What is required - From the entries below, gather every line containing the string "structured".

Data provided -
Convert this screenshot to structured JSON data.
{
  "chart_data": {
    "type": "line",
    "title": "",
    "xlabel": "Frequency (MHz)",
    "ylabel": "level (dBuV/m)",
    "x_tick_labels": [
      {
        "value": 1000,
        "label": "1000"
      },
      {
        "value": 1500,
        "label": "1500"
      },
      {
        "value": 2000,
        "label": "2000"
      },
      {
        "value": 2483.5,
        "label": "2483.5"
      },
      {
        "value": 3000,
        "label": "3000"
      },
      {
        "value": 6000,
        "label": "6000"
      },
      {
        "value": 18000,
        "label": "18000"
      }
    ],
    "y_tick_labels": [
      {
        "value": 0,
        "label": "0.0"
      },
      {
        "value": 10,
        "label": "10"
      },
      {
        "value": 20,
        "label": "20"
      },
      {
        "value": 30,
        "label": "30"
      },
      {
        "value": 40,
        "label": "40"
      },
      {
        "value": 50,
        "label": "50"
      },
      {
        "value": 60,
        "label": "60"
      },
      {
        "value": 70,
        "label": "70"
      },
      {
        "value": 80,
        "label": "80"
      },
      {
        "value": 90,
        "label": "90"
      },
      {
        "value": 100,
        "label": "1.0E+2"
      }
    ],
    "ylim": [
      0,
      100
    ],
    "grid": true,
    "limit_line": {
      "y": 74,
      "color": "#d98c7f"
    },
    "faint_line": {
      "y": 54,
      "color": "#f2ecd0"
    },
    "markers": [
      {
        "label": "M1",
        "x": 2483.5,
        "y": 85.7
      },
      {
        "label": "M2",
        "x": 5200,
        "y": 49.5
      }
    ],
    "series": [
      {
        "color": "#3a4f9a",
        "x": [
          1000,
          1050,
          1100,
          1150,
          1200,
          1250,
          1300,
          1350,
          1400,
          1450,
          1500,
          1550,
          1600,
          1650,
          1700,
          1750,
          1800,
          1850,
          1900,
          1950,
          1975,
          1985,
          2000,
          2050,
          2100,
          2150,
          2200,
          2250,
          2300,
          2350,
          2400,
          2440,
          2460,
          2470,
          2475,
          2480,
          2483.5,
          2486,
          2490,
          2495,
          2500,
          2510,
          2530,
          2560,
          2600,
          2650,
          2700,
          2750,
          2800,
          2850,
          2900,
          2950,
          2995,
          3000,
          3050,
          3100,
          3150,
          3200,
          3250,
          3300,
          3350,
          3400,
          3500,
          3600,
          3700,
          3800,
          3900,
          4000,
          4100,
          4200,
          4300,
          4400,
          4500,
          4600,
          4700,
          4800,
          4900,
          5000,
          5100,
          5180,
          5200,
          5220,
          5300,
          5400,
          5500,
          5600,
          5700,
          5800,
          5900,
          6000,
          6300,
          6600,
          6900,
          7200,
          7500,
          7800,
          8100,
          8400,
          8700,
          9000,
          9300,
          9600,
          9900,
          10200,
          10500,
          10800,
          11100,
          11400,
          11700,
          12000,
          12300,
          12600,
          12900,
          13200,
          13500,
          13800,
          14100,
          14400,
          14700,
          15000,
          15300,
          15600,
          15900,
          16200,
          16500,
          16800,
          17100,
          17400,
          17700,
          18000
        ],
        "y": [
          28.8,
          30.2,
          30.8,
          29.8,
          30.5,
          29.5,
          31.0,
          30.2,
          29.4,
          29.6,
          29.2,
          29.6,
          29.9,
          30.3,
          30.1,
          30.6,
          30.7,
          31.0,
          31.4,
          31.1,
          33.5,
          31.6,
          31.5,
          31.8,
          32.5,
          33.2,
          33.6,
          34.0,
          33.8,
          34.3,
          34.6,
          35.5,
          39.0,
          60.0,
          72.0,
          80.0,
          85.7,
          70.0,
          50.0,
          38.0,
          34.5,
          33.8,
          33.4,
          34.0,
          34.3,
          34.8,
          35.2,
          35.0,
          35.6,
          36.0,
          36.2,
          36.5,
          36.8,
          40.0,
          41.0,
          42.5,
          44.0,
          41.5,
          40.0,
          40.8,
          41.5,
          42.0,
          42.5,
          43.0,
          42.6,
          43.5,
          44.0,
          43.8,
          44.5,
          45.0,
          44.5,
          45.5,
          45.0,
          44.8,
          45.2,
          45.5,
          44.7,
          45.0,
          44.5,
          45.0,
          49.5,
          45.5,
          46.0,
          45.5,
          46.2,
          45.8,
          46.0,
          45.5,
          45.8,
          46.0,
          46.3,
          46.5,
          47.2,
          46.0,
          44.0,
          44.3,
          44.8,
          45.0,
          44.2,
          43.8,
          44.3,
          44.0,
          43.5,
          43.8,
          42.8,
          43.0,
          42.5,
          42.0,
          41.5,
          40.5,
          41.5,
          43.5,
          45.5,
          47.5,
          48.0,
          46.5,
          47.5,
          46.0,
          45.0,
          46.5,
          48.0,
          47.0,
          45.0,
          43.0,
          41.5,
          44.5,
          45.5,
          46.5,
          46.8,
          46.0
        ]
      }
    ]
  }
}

...

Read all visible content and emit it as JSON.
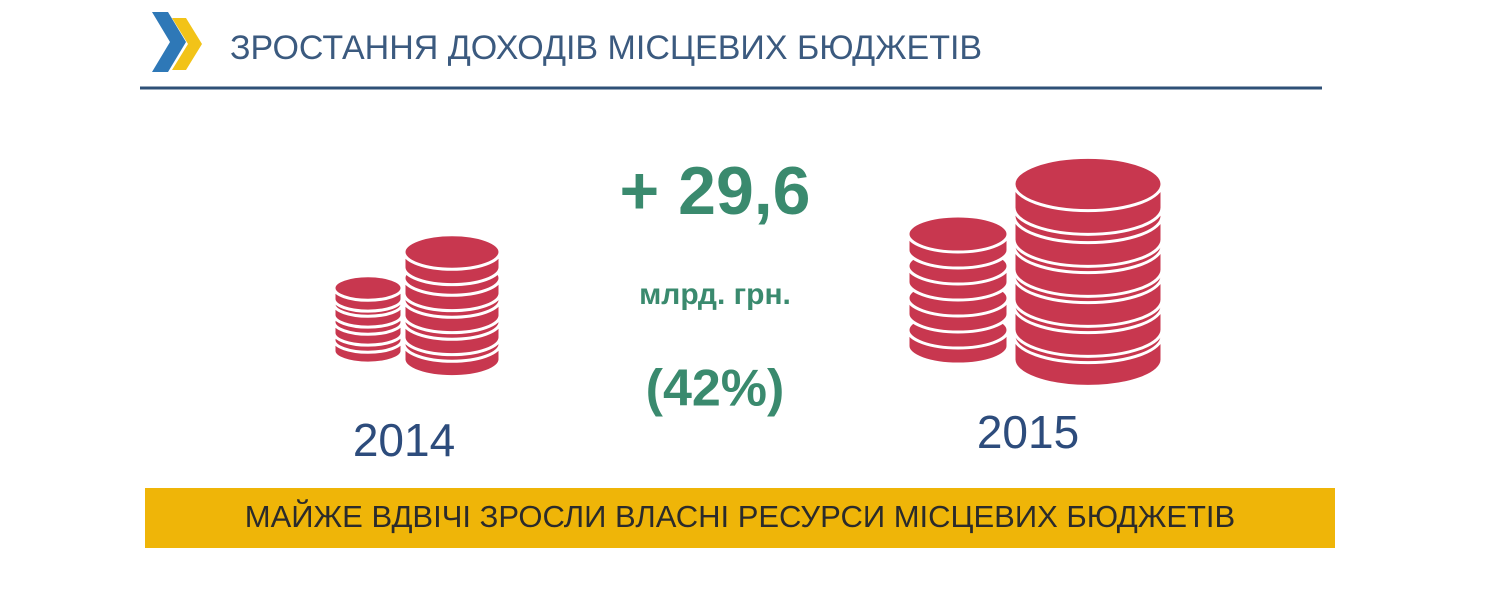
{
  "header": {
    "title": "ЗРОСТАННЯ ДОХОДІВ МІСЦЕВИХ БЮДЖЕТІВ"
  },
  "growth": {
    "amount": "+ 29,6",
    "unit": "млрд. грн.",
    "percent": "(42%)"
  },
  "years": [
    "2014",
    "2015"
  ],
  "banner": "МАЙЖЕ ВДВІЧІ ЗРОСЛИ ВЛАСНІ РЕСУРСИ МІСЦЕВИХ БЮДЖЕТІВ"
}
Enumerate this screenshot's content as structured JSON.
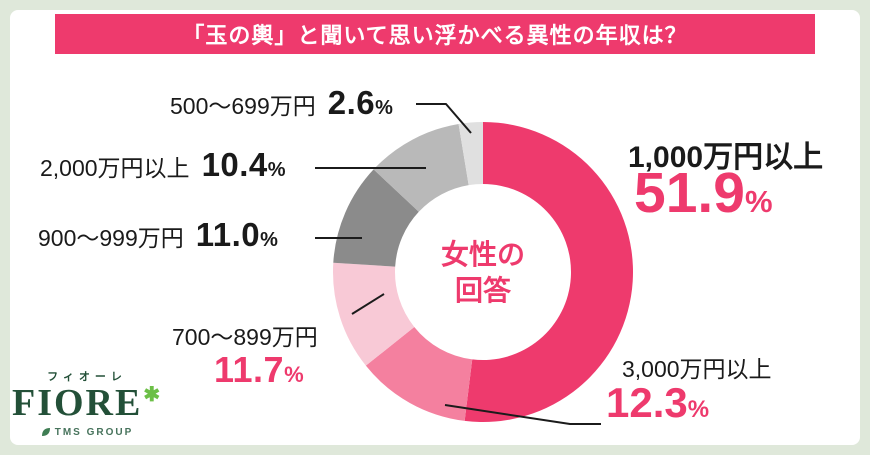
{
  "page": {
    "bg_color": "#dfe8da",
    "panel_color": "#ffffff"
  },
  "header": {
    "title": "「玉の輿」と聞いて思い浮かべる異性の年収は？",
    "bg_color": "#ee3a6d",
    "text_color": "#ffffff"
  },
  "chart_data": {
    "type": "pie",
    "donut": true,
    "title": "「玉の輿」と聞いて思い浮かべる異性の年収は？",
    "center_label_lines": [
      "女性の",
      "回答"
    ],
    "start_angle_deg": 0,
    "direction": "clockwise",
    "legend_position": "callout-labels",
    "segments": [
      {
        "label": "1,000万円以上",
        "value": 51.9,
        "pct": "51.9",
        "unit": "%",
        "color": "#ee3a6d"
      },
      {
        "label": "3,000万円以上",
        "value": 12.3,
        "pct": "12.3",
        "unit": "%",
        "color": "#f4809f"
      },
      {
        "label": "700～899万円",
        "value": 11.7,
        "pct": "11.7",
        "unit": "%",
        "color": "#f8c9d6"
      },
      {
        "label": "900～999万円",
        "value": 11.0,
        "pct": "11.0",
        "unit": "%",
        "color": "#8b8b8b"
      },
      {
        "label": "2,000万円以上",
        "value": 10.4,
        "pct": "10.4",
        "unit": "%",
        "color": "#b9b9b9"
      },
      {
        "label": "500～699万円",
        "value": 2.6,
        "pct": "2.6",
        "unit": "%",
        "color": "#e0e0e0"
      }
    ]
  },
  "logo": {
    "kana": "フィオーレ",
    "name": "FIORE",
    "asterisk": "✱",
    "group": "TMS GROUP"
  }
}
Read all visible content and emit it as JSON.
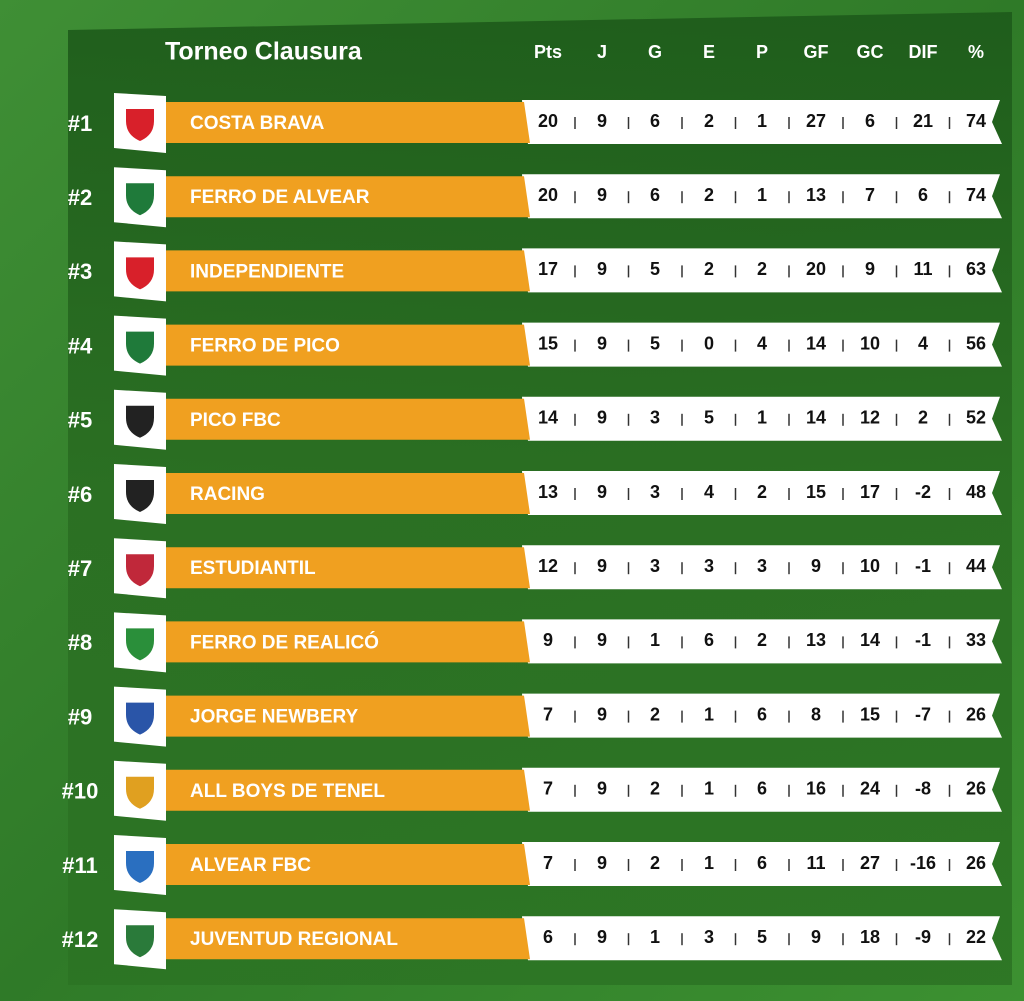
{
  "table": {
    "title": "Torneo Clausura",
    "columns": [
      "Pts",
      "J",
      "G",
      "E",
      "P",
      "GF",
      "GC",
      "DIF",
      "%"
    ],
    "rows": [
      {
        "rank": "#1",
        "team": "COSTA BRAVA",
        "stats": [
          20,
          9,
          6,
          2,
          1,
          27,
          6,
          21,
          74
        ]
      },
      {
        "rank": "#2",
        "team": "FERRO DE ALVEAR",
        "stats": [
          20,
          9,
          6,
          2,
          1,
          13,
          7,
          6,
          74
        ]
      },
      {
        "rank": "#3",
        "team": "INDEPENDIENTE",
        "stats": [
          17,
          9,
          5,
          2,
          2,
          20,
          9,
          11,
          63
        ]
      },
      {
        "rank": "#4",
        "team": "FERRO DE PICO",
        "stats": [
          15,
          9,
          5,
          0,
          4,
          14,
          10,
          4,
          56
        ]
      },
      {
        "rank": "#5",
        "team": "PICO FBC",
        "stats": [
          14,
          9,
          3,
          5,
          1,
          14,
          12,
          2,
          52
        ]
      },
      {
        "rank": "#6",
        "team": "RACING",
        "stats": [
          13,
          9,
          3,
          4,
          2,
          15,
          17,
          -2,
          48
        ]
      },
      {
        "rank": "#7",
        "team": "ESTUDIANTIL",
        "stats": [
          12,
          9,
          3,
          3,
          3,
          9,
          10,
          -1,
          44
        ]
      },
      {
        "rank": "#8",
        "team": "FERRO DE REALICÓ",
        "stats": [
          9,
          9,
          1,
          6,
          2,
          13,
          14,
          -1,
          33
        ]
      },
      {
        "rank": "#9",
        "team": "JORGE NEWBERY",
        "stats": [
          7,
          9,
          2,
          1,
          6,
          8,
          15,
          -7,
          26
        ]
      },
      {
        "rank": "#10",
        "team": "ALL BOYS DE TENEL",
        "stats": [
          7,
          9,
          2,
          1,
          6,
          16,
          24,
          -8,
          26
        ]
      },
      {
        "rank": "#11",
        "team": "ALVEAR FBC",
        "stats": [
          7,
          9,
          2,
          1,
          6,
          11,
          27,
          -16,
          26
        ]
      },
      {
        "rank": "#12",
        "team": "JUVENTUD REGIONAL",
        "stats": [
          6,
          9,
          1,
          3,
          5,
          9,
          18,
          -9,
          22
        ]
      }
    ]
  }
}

Final result -
Convert this screenshot to structured JSON data.
Enumerate this screenshot's content as structured JSON.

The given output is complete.